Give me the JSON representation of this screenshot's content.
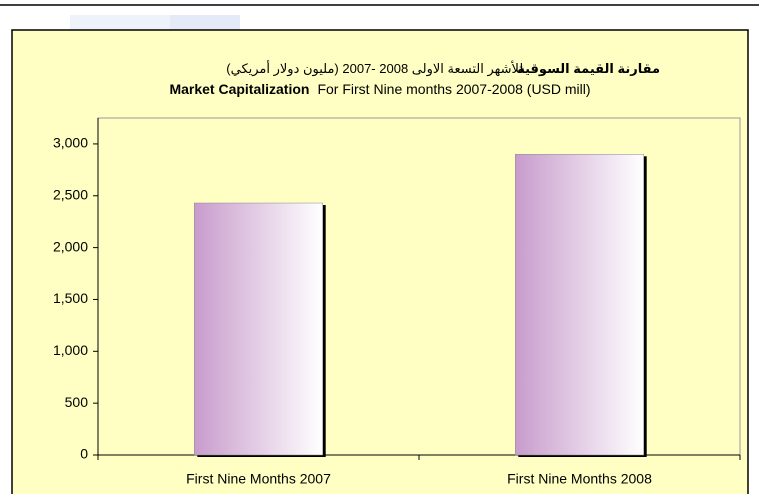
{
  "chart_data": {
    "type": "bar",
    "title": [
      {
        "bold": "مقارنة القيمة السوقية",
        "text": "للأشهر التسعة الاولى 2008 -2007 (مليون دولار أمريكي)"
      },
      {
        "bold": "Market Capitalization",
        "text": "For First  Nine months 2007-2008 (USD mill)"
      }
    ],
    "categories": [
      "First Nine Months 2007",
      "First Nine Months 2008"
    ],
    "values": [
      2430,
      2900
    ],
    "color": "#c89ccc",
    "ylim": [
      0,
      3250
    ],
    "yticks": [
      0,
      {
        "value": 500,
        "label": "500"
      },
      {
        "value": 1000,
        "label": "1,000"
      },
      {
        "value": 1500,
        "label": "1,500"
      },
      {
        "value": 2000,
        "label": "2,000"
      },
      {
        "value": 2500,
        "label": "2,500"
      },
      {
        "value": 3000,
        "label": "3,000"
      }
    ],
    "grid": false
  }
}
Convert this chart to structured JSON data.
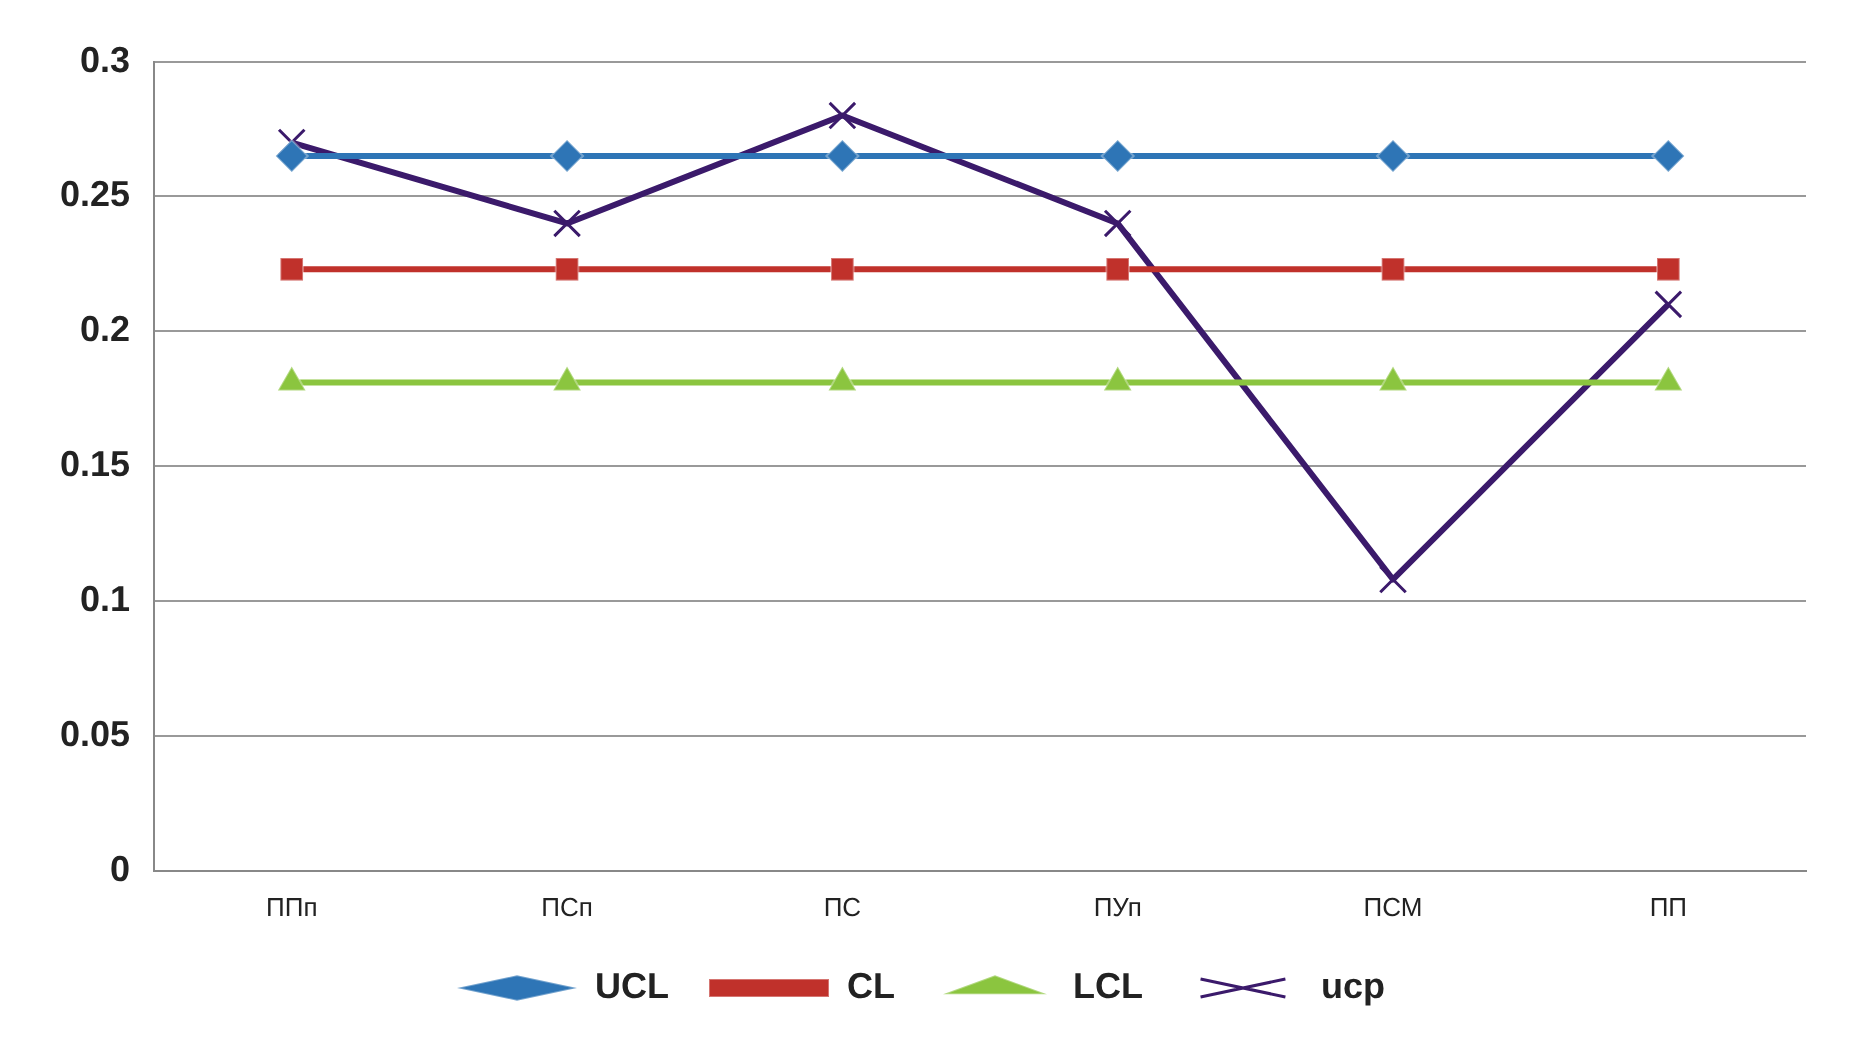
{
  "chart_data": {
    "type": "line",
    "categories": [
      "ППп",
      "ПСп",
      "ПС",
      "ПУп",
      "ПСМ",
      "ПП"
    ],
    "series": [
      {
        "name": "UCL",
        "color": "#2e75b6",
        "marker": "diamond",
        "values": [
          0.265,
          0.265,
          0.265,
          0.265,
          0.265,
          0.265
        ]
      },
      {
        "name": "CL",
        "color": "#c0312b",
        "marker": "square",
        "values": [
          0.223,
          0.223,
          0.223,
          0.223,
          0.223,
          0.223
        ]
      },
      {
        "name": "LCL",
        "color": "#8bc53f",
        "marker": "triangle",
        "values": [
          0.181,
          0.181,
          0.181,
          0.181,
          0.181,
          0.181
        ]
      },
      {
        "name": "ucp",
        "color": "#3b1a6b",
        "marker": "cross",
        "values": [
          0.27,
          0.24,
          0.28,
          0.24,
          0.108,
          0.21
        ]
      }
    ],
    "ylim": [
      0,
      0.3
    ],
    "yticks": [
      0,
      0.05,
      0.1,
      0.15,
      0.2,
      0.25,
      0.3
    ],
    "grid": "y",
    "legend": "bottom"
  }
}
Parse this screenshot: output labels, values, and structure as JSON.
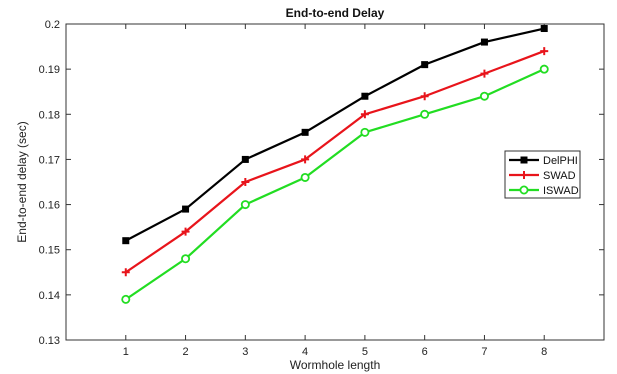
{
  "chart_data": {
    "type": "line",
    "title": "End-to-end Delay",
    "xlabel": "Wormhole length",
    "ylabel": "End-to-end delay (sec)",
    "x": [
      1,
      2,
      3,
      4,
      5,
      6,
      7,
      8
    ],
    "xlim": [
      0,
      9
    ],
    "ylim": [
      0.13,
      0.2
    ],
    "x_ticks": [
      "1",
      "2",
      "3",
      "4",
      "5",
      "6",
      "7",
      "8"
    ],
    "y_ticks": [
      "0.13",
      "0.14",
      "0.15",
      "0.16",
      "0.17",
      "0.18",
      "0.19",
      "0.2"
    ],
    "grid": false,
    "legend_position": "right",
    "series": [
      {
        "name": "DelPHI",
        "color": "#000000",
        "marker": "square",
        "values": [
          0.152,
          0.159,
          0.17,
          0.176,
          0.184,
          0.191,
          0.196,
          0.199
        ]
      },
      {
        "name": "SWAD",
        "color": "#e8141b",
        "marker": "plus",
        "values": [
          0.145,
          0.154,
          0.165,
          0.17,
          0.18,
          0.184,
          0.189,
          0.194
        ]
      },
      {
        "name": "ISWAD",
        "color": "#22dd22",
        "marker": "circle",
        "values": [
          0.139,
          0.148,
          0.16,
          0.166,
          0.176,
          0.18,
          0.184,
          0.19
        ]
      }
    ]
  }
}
########################################
_WORK INSTRUCTIONS:_
In the records, locate each line holding the string "JSON" and copy it.

_REPLY:_
Give me the JSON representation of this screenshot's content.
Convert this chart to structured JSON data.
Parse this screenshot: output labels, values, and structure as JSON.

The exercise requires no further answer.